> _THE REQUEST_
Scan the records for the word "Gestão". Copy each line that includes it.

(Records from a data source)

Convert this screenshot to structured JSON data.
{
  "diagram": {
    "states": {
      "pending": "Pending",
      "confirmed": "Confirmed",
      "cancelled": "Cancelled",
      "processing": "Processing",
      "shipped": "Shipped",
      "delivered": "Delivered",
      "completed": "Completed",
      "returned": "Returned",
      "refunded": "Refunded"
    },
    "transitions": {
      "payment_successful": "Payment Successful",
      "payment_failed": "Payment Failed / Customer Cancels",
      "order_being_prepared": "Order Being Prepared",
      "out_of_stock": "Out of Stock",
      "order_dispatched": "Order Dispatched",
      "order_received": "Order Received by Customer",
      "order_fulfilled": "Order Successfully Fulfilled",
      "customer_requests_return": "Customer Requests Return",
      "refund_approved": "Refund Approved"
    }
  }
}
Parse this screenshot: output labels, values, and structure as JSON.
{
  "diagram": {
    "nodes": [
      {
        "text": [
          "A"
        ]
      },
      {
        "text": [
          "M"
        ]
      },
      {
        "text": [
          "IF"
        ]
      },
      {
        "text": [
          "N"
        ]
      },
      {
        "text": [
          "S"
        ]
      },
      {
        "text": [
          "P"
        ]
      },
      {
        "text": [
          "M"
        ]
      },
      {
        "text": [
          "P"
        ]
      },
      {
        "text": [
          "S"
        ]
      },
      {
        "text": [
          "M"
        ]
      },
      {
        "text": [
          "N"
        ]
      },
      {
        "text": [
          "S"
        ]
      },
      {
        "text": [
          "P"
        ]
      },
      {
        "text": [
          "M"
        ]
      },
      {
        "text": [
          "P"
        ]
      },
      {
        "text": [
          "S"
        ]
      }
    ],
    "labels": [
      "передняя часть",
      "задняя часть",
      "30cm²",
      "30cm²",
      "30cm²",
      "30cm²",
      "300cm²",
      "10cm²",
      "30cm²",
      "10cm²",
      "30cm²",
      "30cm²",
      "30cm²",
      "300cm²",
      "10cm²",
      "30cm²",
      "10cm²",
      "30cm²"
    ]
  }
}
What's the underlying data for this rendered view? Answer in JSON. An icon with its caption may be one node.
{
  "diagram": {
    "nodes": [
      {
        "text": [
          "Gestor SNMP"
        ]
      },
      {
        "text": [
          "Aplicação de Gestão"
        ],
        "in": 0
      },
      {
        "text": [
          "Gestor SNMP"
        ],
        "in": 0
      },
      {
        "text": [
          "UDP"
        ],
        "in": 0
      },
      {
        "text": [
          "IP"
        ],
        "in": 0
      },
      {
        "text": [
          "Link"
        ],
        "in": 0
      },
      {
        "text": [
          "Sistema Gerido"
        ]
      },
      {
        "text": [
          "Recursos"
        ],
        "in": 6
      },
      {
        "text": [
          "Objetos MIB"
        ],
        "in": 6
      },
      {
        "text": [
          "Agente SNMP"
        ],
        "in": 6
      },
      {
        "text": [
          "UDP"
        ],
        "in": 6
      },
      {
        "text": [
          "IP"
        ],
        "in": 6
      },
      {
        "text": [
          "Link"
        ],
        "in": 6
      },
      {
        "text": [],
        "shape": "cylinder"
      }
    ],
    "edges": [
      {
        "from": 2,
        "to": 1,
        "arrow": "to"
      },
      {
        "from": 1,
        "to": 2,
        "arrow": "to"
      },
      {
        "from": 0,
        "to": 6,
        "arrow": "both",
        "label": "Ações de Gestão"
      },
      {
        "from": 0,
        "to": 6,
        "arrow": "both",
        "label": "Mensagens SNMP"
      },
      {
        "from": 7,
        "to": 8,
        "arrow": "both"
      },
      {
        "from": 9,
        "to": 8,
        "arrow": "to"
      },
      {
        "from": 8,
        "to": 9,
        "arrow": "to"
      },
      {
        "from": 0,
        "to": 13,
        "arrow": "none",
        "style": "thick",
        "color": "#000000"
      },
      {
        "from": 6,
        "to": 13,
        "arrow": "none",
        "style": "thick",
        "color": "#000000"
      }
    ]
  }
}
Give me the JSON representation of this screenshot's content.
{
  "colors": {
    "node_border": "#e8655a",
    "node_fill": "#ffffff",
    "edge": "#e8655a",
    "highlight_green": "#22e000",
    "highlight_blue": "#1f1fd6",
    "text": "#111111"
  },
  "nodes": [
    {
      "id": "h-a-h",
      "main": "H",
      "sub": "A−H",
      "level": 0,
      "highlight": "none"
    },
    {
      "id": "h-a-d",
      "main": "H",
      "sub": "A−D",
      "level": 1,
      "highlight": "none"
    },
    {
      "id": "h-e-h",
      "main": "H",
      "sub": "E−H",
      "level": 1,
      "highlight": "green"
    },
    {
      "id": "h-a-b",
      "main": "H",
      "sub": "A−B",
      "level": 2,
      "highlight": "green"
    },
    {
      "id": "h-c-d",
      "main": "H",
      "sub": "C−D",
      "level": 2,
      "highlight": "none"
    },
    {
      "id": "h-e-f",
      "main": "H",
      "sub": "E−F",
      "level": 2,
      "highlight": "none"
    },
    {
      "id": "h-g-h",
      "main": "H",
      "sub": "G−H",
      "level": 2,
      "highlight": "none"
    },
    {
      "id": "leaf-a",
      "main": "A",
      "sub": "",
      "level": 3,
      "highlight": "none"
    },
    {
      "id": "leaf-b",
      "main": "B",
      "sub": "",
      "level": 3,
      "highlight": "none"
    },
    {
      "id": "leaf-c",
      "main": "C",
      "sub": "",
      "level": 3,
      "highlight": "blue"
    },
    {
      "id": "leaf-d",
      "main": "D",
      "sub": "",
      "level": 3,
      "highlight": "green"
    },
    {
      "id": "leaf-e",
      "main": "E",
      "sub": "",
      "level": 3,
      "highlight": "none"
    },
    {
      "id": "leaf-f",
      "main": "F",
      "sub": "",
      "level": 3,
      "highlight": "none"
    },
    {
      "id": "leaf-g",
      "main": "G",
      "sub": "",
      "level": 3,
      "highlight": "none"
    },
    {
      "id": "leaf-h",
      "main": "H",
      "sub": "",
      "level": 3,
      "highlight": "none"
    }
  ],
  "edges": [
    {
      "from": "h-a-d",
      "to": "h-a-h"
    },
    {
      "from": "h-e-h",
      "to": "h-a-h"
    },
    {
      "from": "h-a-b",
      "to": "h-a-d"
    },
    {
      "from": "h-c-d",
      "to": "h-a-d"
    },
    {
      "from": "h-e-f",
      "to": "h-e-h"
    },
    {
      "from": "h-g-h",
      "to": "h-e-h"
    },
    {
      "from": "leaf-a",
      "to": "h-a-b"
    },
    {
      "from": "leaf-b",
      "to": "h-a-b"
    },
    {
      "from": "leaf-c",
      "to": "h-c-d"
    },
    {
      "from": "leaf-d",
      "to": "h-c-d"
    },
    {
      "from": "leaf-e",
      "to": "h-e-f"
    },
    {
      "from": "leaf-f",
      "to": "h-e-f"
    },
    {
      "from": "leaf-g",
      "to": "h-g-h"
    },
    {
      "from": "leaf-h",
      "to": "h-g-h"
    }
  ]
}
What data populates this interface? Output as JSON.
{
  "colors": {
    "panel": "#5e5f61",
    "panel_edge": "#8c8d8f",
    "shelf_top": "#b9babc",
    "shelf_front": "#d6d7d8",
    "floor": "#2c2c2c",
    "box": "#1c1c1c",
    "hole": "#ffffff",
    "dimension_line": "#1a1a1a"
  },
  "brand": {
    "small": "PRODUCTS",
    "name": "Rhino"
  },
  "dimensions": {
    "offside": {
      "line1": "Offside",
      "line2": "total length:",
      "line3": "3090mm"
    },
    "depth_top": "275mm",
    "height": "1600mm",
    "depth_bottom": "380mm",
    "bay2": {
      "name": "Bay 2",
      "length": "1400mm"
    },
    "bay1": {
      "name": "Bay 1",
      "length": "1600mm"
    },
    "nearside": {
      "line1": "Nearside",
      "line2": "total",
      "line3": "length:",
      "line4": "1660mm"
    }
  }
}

> _RESPONSE_
          "Aplicação de Gestão"
        "label": "Ações de Gestão"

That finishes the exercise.